## What you need to do
Rewrite the lines of the listing starting with the line that contains "132, 863, 143]" and going on through the line that contains "437, 799, 446]", changing "Disable" to "Enable" and leaving everything else as it is.

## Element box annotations
----------------
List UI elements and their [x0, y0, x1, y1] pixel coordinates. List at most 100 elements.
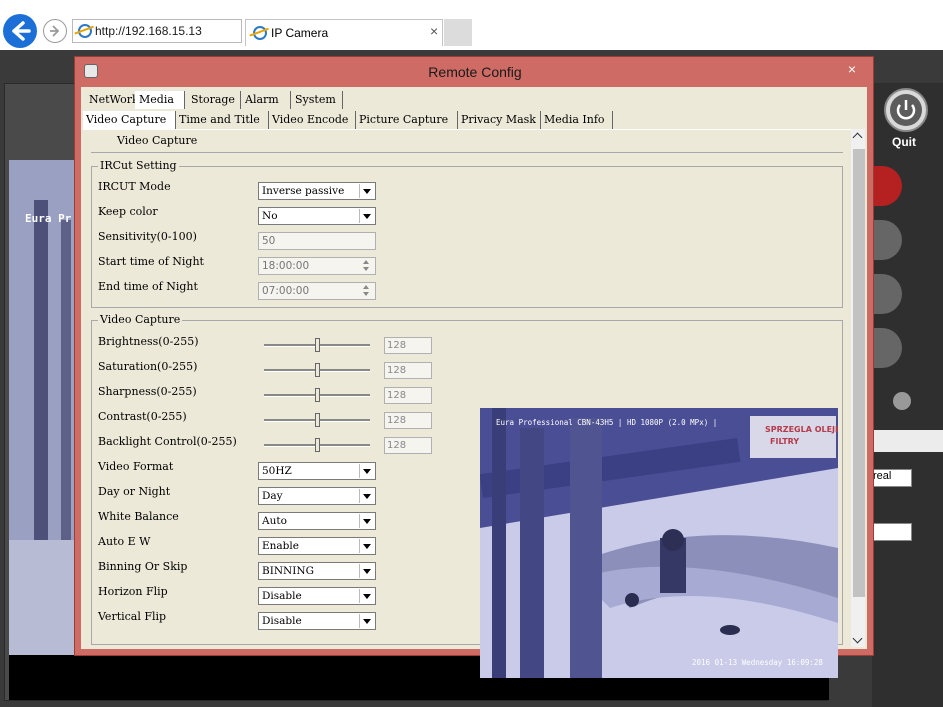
chevron-up-icon	[852, 132, 863, 143]
remote-config-dialog: Remote Config × NetWork Media Storage Al…	[74, 56, 874, 678]
slider-thumb[interactable]	[315, 413, 320, 427]
horizon-flip-select[interactable]: Disable	[258, 587, 376, 605]
subtab-time-title[interactable]: Time and Title	[176, 111, 269, 129]
svg-text:SPRZEGLA OLEJE: SPRZEGLA OLEJE	[765, 425, 838, 434]
backlight-slider[interactable]	[264, 438, 370, 452]
scroll-up-button[interactable]	[851, 129, 865, 143]
side-select-2[interactable]	[872, 523, 912, 541]
svg-text:FILTRY: FILTRY	[770, 437, 799, 446]
tab-alarm[interactable]: Alarm	[241, 91, 291, 109]
scroll-thumb[interactable]	[853, 149, 865, 597]
video-format-label: Video Format	[98, 460, 174, 473]
tab-network[interactable]: NetWork	[85, 91, 139, 109]
brightness-value-field[interactable]: 128	[384, 337, 432, 354]
brightness-slider[interactable]	[264, 338, 370, 352]
day-night-value: Day	[262, 490, 283, 502]
contrast-value-field[interactable]: 128	[384, 412, 432, 429]
dialog-client-area: NetWork Media Storage Alarm System Video…	[81, 87, 867, 678]
chevron-down-icon	[359, 564, 374, 578]
ircut-group-title: IRCut Setting	[98, 159, 179, 172]
tab-close-icon[interactable]: ×	[430, 23, 438, 39]
subtab-video-encode[interactable]: Video Encode	[269, 111, 356, 129]
ircut-mode-label: IRCUT Mode	[98, 180, 171, 193]
slider-thumb[interactable]	[315, 363, 320, 377]
day-night-label: Day or Night	[98, 485, 171, 498]
white-balance-label: White Balance	[98, 510, 179, 523]
status-indicator	[893, 392, 911, 410]
white-balance-value: Auto	[262, 515, 287, 527]
subtab-video-capture[interactable]: Video Capture	[83, 111, 176, 129]
sharpness-value: 128	[387, 390, 407, 401]
slider-thumb[interactable]	[315, 338, 320, 352]
tab-system[interactable]: System	[291, 91, 343, 109]
stream-select[interactable]: real	[872, 469, 912, 487]
ircut-mode-value: Inverse passive	[262, 185, 345, 197]
slider-thumb[interactable]	[315, 438, 320, 452]
chevron-down-icon	[359, 464, 374, 478]
backlight-value-field[interactable]: 128	[384, 437, 432, 454]
saturation-value: 128	[387, 365, 407, 376]
contrast-slider[interactable]	[264, 413, 370, 427]
tab-media[interactable]: Media	[135, 91, 185, 109]
new-tab-button[interactable]	[444, 19, 472, 46]
tab-title: IP Camera	[271, 26, 329, 40]
chevron-down-icon	[359, 489, 374, 503]
keep-color-select[interactable]: No	[258, 207, 376, 225]
video-format-select[interactable]: 50HZ	[258, 462, 376, 480]
vertical-flip-select[interactable]: Disable	[258, 612, 376, 630]
sub-tab-strip: Video Capture Time and Title Video Encod…	[83, 111, 863, 129]
preview-timestamp: 2016 01-13 Wednesday 16:09:28	[692, 658, 823, 667]
end-time-value: 07:00:00	[262, 285, 310, 297]
heading-divider	[91, 152, 843, 153]
day-night-select[interactable]: Day	[258, 487, 376, 505]
quit-button[interactable]	[884, 88, 928, 132]
ircut-mode-select[interactable]: Inverse passive	[258, 182, 376, 200]
video-capture-group-title: Video Capture	[98, 313, 183, 326]
tab-storage[interactable]: Storage	[187, 91, 241, 109]
keep-color-label: Keep color	[98, 205, 158, 218]
white-balance-select[interactable]: Auto	[258, 512, 376, 530]
end-time-field[interactable]: 07:00:00	[258, 282, 376, 300]
chevron-down-icon	[852, 633, 863, 644]
sensitivity-value: 50	[262, 235, 276, 247]
binning-label: Binning Or Skip	[98, 560, 188, 573]
sharpness-slider[interactable]	[264, 388, 370, 402]
sharpness-value-field[interactable]: 128	[384, 387, 432, 404]
back-arrow-icon	[12, 21, 31, 41]
forward-button[interactable]	[43, 19, 67, 43]
side-strip	[872, 430, 943, 452]
quit-label: Quit	[892, 135, 916, 149]
start-time-field[interactable]: 18:00:00	[258, 257, 376, 275]
browser-tab[interactable]: IP Camera ×	[245, 19, 443, 46]
dialog-close-button[interactable]: ×	[837, 59, 867, 79]
auto-ew-select[interactable]: Enable	[258, 537, 376, 555]
contrast-value: 128	[387, 415, 407, 426]
binning-select[interactable]: BINNING	[258, 562, 376, 580]
saturation-slider[interactable]	[264, 363, 370, 377]
address-text: http://192.168.15.13	[95, 24, 202, 38]
subtab-privacy-mask[interactable]: Privacy Mask	[458, 111, 541, 129]
chevron-down-icon	[359, 589, 374, 603]
backlight-value: 128	[387, 440, 407, 451]
keep-color-value: No	[262, 210, 278, 222]
spinner-icon[interactable]	[360, 259, 374, 273]
sensitivity-field[interactable]: 50	[258, 232, 376, 250]
live-video-background	[9, 160, 79, 655]
start-time-label: Start time of Night	[98, 255, 204, 268]
stream-select-value: real	[873, 470, 892, 482]
chevron-down-icon	[359, 184, 374, 198]
auto-ew-value: Enable	[262, 540, 299, 552]
top-tab-strip: NetWork Media Storage Alarm System	[85, 91, 865, 109]
vertical-scrollbar[interactable]	[851, 129, 865, 647]
chevron-down-icon	[359, 539, 374, 553]
subtab-media-info[interactable]: Media Info	[541, 111, 613, 129]
subtab-picture-capture[interactable]: Picture Capture	[356, 111, 458, 129]
address-bar[interactable]: http://192.168.15.13	[72, 19, 242, 43]
scroll-down-button[interactable]	[851, 633, 865, 647]
section-heading: Video Capture	[117, 134, 198, 147]
back-button[interactable]	[3, 14, 37, 48]
spinner-icon[interactable]	[360, 284, 374, 298]
slider-thumb[interactable]	[315, 388, 320, 402]
saturation-value-field[interactable]: 128	[384, 362, 432, 379]
horizon-flip-value: Disable	[262, 590, 302, 602]
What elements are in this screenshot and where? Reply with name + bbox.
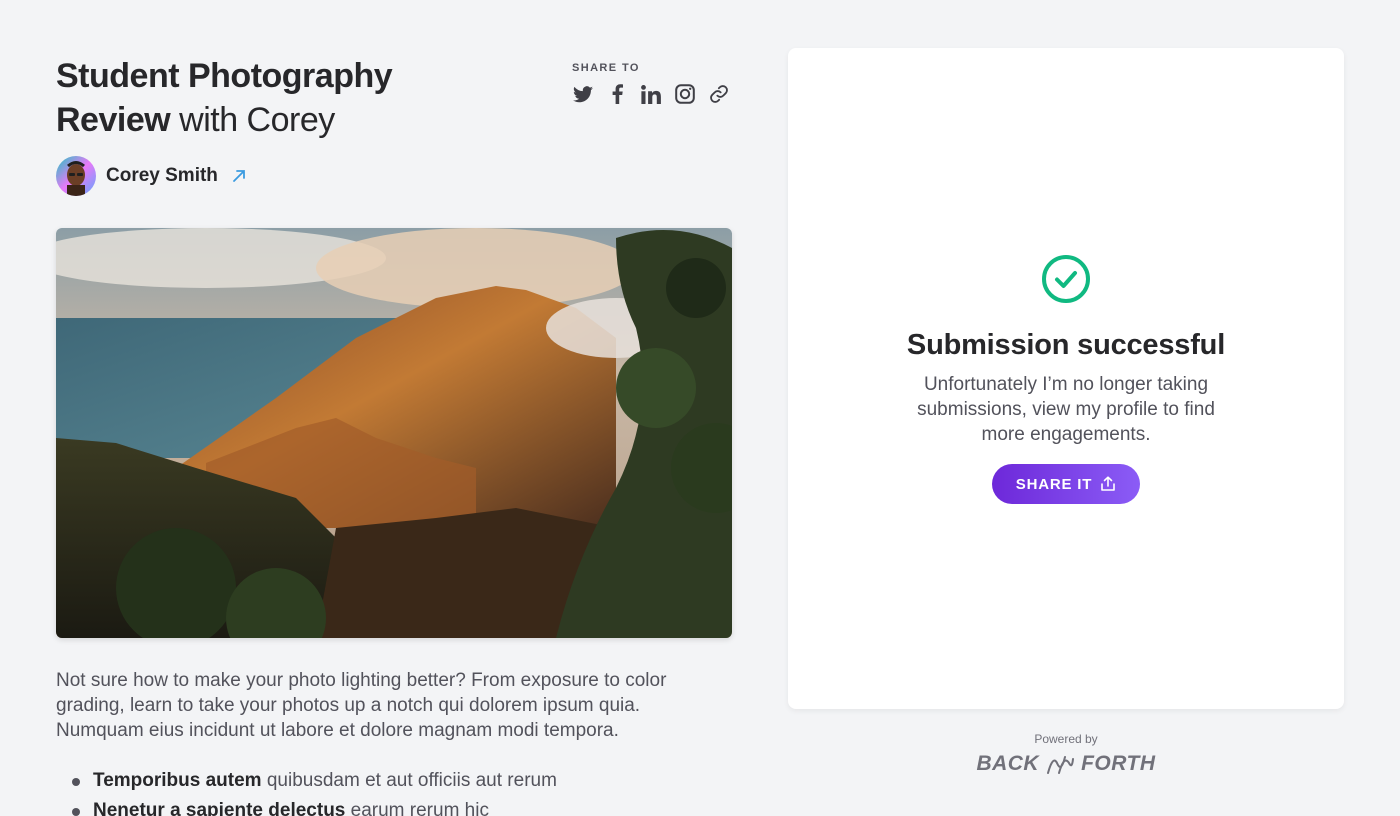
bullet-bold: Nenetur a sapiente delectus xyxy=(93,800,346,816)
author-name[interactable]: Corey Smith xyxy=(106,165,218,187)
facebook-icon[interactable] xyxy=(606,83,628,105)
powered-label: Powered by xyxy=(1034,732,1098,746)
instagram-icon[interactable] xyxy=(674,83,696,105)
left-column: Student Photography Review with Corey SH… xyxy=(56,0,732,816)
powered-by: Powered by BACK FORTH xyxy=(788,732,1344,776)
card-title: Submission successful xyxy=(906,329,1226,361)
share-it-label: SHARE IT xyxy=(1015,475,1093,493)
bullet-list: Temporibus autem quibusdam et aut offici… xyxy=(56,766,732,816)
author[interactable]: Corey Smith xyxy=(56,156,246,196)
title-bold-2: Review xyxy=(56,101,171,139)
page-title: Student Photography Review with Corey xyxy=(56,54,476,142)
description: Not sure how to make your photo lighting… xyxy=(56,670,667,741)
title-light: with Corey xyxy=(179,101,335,139)
logo-mark-icon xyxy=(1047,756,1075,774)
logo-right: FORTH xyxy=(1081,752,1156,775)
linkedin-icon[interactable] xyxy=(640,83,662,105)
back-and-forth-logo[interactable]: BACK FORTH xyxy=(976,752,1155,776)
card-message: Unfortunately I’m no longer taking submi… xyxy=(917,374,1215,445)
share-label: SHARE TO xyxy=(572,62,640,74)
link-icon[interactable] xyxy=(708,83,730,105)
bullet-bold: Temporibus autem xyxy=(93,770,262,791)
bullet-text: quibusdam et aut officiis aut rerum xyxy=(261,770,557,791)
share-it-button[interactable]: SHARE IT xyxy=(991,464,1141,504)
share-to: SHARE TO xyxy=(572,62,742,105)
share-icons xyxy=(572,83,742,105)
share-upload-icon xyxy=(1101,476,1116,491)
list-item: Nenetur a sapiente delectus earum rerum … xyxy=(56,796,732,816)
success-check-icon xyxy=(1042,255,1090,303)
avatar[interactable] xyxy=(56,156,96,196)
twitter-icon[interactable] xyxy=(572,83,594,105)
logo-left: BACK xyxy=(976,752,1040,775)
external-arrow-icon xyxy=(233,170,245,182)
cover-photo xyxy=(56,228,732,638)
bullet-text: earum rerum hic xyxy=(345,800,489,816)
card-content: Submission successful Unfortunately I’m … xyxy=(788,254,1344,504)
list-item: Temporibus autem quibusdam et aut offici… xyxy=(56,766,732,796)
submission-card: Submission successful Unfortunately I’m … xyxy=(788,48,1344,709)
title-bold-1: Student Photography xyxy=(56,57,393,95)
----------------
## Response to this exercise
chevron-up-icon	[852, 132, 863, 143]
remote-config-dialog: Remote Config × NetWork Media Storage Al…	[74, 56, 874, 678]
slider-thumb[interactable]	[315, 413, 320, 427]
horizon-flip-select[interactable]: Enable	[258, 587, 376, 605]
subtab-time-title[interactable]: Time and Title	[176, 111, 269, 129]
svg-text:SPRZEGLA OLEJE: SPRZEGLA OLEJE	[765, 425, 838, 434]
backlight-slider[interactable]	[264, 438, 370, 452]
scroll-up-button[interactable]	[851, 129, 865, 143]
side-select-2[interactable]	[872, 523, 912, 541]
svg-text:FILTRY: FILTRY	[770, 437, 799, 446]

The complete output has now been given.